**PROBLEM DETAILS:** Give back the entire listing verbatim.

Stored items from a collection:
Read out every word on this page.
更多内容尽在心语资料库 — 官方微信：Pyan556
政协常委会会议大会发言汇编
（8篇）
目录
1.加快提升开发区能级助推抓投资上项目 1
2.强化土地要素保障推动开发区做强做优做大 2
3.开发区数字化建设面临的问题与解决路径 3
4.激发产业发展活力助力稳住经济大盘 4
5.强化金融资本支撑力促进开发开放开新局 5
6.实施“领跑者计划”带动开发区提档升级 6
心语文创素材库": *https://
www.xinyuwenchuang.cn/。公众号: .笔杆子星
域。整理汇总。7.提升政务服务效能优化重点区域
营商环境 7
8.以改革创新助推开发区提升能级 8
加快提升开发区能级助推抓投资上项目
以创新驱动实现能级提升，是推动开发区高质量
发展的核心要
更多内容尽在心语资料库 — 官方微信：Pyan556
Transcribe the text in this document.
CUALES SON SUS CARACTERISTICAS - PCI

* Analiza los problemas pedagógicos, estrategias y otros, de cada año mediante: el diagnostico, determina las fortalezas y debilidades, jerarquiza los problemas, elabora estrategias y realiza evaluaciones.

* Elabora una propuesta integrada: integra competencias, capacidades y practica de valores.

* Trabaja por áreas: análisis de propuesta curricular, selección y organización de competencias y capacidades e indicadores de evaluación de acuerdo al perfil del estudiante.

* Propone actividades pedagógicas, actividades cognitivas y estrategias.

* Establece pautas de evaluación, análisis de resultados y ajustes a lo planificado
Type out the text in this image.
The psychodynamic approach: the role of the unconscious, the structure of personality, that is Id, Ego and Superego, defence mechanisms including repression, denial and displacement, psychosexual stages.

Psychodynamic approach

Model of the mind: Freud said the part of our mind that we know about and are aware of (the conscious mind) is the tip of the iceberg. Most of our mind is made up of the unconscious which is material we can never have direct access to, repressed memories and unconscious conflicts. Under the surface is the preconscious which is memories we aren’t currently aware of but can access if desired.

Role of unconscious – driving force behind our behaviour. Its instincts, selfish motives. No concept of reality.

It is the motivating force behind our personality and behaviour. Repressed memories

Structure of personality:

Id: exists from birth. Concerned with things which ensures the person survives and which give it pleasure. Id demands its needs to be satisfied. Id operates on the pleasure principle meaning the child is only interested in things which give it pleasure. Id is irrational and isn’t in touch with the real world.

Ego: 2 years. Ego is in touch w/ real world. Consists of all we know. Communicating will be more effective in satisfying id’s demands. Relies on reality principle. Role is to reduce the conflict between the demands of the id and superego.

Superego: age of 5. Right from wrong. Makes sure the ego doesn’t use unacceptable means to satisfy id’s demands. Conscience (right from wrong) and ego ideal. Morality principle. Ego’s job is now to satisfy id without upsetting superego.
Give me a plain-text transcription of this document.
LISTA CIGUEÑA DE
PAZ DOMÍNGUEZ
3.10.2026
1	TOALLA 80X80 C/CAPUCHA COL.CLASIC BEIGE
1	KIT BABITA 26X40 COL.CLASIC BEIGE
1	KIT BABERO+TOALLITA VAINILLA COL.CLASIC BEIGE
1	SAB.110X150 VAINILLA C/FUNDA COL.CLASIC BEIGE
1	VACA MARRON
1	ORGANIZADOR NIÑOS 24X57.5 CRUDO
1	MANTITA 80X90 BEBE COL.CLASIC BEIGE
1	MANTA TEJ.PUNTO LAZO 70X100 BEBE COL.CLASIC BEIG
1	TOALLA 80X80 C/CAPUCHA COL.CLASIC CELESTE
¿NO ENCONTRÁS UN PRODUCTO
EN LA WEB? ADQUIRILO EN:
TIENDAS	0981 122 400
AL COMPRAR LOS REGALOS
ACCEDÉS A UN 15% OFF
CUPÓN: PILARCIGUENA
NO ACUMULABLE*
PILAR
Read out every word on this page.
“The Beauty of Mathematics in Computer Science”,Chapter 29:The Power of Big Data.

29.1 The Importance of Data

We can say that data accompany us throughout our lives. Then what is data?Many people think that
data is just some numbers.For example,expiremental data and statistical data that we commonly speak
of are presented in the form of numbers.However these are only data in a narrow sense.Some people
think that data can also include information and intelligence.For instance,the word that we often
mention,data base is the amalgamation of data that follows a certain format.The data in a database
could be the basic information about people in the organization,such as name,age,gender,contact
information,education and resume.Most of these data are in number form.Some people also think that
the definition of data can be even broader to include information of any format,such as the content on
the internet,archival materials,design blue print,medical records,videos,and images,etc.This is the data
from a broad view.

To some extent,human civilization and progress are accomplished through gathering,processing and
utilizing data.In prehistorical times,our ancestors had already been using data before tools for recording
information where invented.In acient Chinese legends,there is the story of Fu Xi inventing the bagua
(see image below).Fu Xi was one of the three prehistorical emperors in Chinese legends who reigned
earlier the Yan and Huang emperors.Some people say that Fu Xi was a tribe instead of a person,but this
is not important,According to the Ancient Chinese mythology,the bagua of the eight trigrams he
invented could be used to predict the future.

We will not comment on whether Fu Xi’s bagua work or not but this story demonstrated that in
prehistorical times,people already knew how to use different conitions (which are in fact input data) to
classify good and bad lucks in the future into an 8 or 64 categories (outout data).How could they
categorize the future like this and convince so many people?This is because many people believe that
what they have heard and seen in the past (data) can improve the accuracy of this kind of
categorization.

**RESULT OF THE TASK:**
Read out every word on this page.
更多内容尽在心语资料库 — 官方微信：Pyan556
政协常委会会议大会发言汇编
（8篇）
目录
1.加快提升开发区能级助推抓投资上项目 1
2.强化土地要素保障推动开发区做强做优做大 2
3.开发区数字化建设面临的问题与解决路径 3
4.激发产业发展活力助力稳住经济大盘 4
5.强化金融资本支撑力促进开发开放开新局 5
6.实施“领跑者计划”带动开发区提档升级 6
心语文创素材库": *https://
www.xinyuwenchuang.cn/。公众号: .笔杆子星
域。整理汇总。7.提升政务服务效能优化重点区域
营商环境 7
8.以改革创新助推开发区提升能级 8
加快提升开发区能级助推抓投资上项目
以创新驱动实现能级提升，是推动开发区高质量
发展的核心要
更多内容尽在心语资料库 — 官方微信：Pyan556
Transcribe the text in this document.
CUALES SON SUS CARACTERISTICAS - PCI

* Analiza los problemas pedagógicos, estrategias y otros, de cada año mediante: el diagnostico, determina las fortalezas y debilidades, jerarquiza los problemas, elabora estrategias y realiza evaluaciones.

* Elabora una propuesta integrada: integra competencias, capacidades y practica de valores.

* Trabaja por áreas: análisis de propuesta curricular, selección y organización de competencias y capacidades e indicadores de evaluación de acuerdo al perfil del estudiante.

* Propone actividades pedagógicas, actividades cognitivas y estrategias.

* Establece pautas de evaluación, análisis de resultados y ajustes a lo planificado
Type out the text in this image.
The psychodynamic approach: the role of the unconscious, the structure of personality, that is Id, Ego and Superego, defence mechanisms including repression, denial and displacement, psychosexual stages.

Psychodynamic approach

Model of the mind: Freud said the part of our mind that we know about and are aware of (the conscious mind) is the tip of the iceberg. Most of our mind is made up of the unconscious which is material we can never have direct access to, repressed memories and unconscious conflicts. Under the surface is the preconscious which is memories we aren’t currently aware of but can access if desired.

Role of unconscious – driving force behind our behaviour. Its instincts, selfish motives. No concept of reality.

It is the motivating force behind our personality and behaviour. Repressed memories

Structure of personality:

Id: exists from birth. Concerned with things which ensures the person survives and which give it pleasure. Id demands its needs to be satisfied. Id operates on the pleasure principle meaning the child is only interested in things which give it pleasure. Id is irrational and isn’t in touch with the real world.

Ego: 2 years. Ego is in touch w/ real world. Consists of all we know. Communicating will be more effective in satisfying id’s demands. Relies on reality principle. Role is to reduce the conflict between the demands of the id and superego.

Superego: age of 5. Right from wrong. Makes sure the ego doesn’t use unacceptable means to satisfy id’s demands. Conscience (right from wrong) and ego ideal. Morality principle. Ego’s job is now to satisfy id without upsetting superego.
Give me a plain-text transcription of this document.
LISTA CIGUEÑA DE
PAZ DOMÍNGUEZ
3.10.2026
1	TOALLA 80X80 C/CAPUCHA COL.CLASIC BEIGE
1	KIT BABITA 26X40 COL.CLASIC BEIGE
1	KIT BABERO+TOALLITA VAINILLA COL.CLASIC BEIGE
1	SAB.110X150 VAINILLA C/FUNDA COL.CLASIC BEIGE
1	VACA MARRON
1	ORGANIZADOR NIÑOS 24X57.5 CRUDO
1	MANTITA 80X90 BEBE COL.CLASIC BEIGE
1	MANTA TEJ.PUNTO LAZO 70X100 BEBE COL.CLASIC BEIG
1	TOALLA 80X80 C/CAPUCHA COL.CLASIC CELESTE
¿NO ENCONTRÁS UN PRODUCTO
EN LA WEB? ADQUIRILO EN:
TIENDAS	0981 122 400
AL COMPRAR LOS REGALOS
ACCEDÉS A UN 15% OFF
CUPÓN: PILARCIGUENA
NO ACUMULABLE*
PILAR
Read out every word on this page.
“The Beauty of Mathematics in Computer Science”,Chapter 29:The Power of Big Data.

29.1 The Importance of Data

We can say that data accompany us throughout our lives. Then what is data?Many people think that
data is just some numbers.For example,expiremental data and statistical data that we commonly speak
of are presented in the form of numbers.However these are only data in a narrow sense.Some people
think that data can also include information and intelligence.For instance,the word that we often
mention,data base is the amalgamation of data that follows a certain format.The data in a database
could be the basic information about people in the organization,such as name,age,gender,contact
information,education and resume.Most of these data are in number form.Some people also think that
the definition of data can be even broader to include information of any format,such as the content on
the internet,archival materials,design blue print,medical records,videos,and images,etc.This is the data
from a broad view.

To some extent,human civilization and progress are accomplished through gathering,processing and
utilizing data.In prehistorical times,our ancestors had already been using data before tools for recording
information where invented.In acient Chinese legends,there is the story of Fu Xi inventing the bagua
(see image below).Fu Xi was one of the three prehistorical emperors in Chinese legends who reigned
earlier the Yan and Huang emperors.Some people say that Fu Xi was a tribe instead of a person,but this
is not important,According to the Ancient Chinese mythology,the bagua of the eight trigrams he
invented could be used to predict the future.

We will not comment on whether Fu Xi’s bagua work or not but this story demonstrated that in
prehistorical times,people already knew how to use different conitions (which are in fact input data) to
classify good and bad lucks in the future into an 8 or 64 categories (outout data).How could they
categorize the future like this and convince so many people?This is because many people believe that
what they have heard and seen in the past (data) can improve the accuracy of this kind of
categorization.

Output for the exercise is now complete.